Requirements — Copy each line below without leaving any out.

Stored records —
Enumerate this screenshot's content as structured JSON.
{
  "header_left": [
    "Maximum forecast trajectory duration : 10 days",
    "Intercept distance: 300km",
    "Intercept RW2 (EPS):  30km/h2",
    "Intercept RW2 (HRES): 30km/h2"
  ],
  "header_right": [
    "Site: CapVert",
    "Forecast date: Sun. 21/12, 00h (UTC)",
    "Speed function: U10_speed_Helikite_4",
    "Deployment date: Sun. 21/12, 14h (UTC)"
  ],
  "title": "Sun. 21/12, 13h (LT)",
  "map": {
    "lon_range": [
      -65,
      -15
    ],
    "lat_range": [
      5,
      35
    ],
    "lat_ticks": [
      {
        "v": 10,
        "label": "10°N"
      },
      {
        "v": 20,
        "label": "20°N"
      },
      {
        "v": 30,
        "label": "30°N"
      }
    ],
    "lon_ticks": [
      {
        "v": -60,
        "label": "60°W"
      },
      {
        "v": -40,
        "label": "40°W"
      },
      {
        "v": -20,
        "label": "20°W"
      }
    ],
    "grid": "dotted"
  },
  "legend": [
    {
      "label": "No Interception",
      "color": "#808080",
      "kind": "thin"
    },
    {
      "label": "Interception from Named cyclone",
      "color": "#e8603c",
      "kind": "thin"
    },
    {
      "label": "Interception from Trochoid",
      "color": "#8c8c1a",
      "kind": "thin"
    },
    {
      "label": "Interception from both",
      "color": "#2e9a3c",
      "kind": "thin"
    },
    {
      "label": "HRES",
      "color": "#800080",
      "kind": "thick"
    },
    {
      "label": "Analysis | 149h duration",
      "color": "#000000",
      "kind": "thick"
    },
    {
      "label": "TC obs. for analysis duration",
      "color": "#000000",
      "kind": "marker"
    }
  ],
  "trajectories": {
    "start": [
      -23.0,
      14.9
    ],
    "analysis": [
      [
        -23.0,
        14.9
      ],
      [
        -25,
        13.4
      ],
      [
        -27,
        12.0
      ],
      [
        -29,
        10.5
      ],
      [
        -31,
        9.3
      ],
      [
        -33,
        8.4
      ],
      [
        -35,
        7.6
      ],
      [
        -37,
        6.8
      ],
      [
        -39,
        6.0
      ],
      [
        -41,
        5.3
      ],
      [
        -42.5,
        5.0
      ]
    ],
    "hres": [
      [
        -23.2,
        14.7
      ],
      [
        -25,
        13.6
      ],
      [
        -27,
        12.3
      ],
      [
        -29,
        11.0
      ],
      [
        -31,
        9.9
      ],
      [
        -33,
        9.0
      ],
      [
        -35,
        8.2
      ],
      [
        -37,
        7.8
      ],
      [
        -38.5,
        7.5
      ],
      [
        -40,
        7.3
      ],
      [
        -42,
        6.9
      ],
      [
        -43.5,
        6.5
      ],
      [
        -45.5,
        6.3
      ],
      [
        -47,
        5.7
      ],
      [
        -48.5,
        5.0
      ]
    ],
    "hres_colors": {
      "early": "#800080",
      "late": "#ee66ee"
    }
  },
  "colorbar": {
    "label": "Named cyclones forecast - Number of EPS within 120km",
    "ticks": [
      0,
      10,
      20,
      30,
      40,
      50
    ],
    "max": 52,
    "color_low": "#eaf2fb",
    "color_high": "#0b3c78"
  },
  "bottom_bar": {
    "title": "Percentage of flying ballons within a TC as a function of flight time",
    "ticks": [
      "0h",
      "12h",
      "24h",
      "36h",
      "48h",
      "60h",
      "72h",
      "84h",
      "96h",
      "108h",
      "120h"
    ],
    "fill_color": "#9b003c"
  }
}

Exercise response —
Enumerate this screenshot's content as structured JSON.
{
  "header_left": [
    "Maximum forecast trajectory duration : 10 days",
    "Intercept distance: 300km",
    "Intercept RW2 (EPS):  30km/h2",
    "Intercept RW2 (HRES): 30km/h2"
  ],
  "header_right": [
    "Site: CapVert",
    "Forecast date: Sun. 21/12, 00h (UTC)",
    "Speed function: U10_speed_Helikite_4",
    "Deployment date: Sun. 21/12, 14h (UTC)"
  ],
  "title": "Sun. 21/12, 13h (LT)",
  "map": {
    "lon_range": [
      -65,
      -15
    ],
    "lat_range": [
      5,
      35
    ],
    "lat_ticks": [
      {
        "v": 10,
        "label": "10°N"
      },
      {
        "v": 20,
        "label": "20°N"
      },
      {
        "v": 30,
        "label": "30°N"
      }
    ],
    "lon_ticks": [
      {
        "v": -60,
        "label": "60°W"
      },
      {
        "v": -40,
        "label": "40°W"
      },
      {
        "v": -20,
        "label": "20°W"
      }
    ],
    "grid": "dotted"
  },
  "legend": [
    {
      "label": "No Interception",
      "color": "#808080",
      "kind": "thin"
    },
    {
      "label": "Interception from Named cyclone",
      "color": "#e8603c",
      "kind": "thin"
    },
    {
      "label": "Interception from Trochoid",
      "color": "#8c8c1a",
      "kind": "thin"
    },
    {
      "label": "Interception from both",
      "color": "#2e9a3c",
      "kind": "thin"
    },
    {
      "label": "HRES",
      "color": "#800080",
      "kind": "thick"
    },
    {
      "label": "Analysis | 149h duration",
      "color": "#000000",
      "kind": "thick"
    },
    {
      "label": "TC obs. for analysis duration",
      "color": "#000000",
      "kind": "marker"
    }
  ],
  "trajectories": {
    "start": [
      -23.0,
      14.9
    ],
    "analysis": [
      [
        -23.0,
        14.9
      ],
      [
        -25,
        13.4
      ],
      [
        -27,
        12.0
      ],
      [
        -29,
        10.5
      ],
      [
        -31,
        9.3
      ],
      [
        -33,
        8.4
      ],
      [
        -35,
        7.6
      ],
      [
        -37,
        6.8
      ],
      [
        -39,
        6.0
      ],
      [
        -41,
        5.3
      ],
      [
        -42.5,
        5.0
      ]
    ],
    "hres": [
      [
        -23.2,
        14.7
      ],
      [
        -25,
        13.6
      ],
      [
        -27,
        12.3
      ],
      [
        -29,
        11.0
      ],
      [
        -31,
        9.9
      ],
      [
        -33,
        9.0
      ],
      [
        -35,
        8.2
      ],
      [
        -37,
        7.8
      ],
      [
        -38.5,
        7.5
      ],
      [
        -40,
        7.3
      ],
      [
        -42,
        6.9
      ],
      [
        -43.5,
        6.5
      ],
      [
        -45.5,
        6.3
      ],
      [
        -47,
        5.7
      ],
      [
        -48.5,
        5.0
      ]
    ],
    "hres_colors": {
      "early": "#800080",
      "late": "#ee66ee"
    }
  },
  "colorbar": {
    "label": "Named cyclones forecast - Number of EPS within 120km",
    "ticks": [
      0,
      10,
      20,
      30,
      40,
      50
    ],
    "max": 52,
    "color_low": "#eaf2fb",
    "color_high": "#0b3c78"
  },
  "bottom_bar": {
    "title": "Percentage of flying ballons within a TC as a function of flight time",
    "ticks": [
      "0h",
      "12h",
      "24h",
      "36h",
      "48h",
      "60h",
      "72h",
      "84h",
      "96h",
      "108h",
      "120h"
    ],
    "fill_color": "#9b003c"
  }
}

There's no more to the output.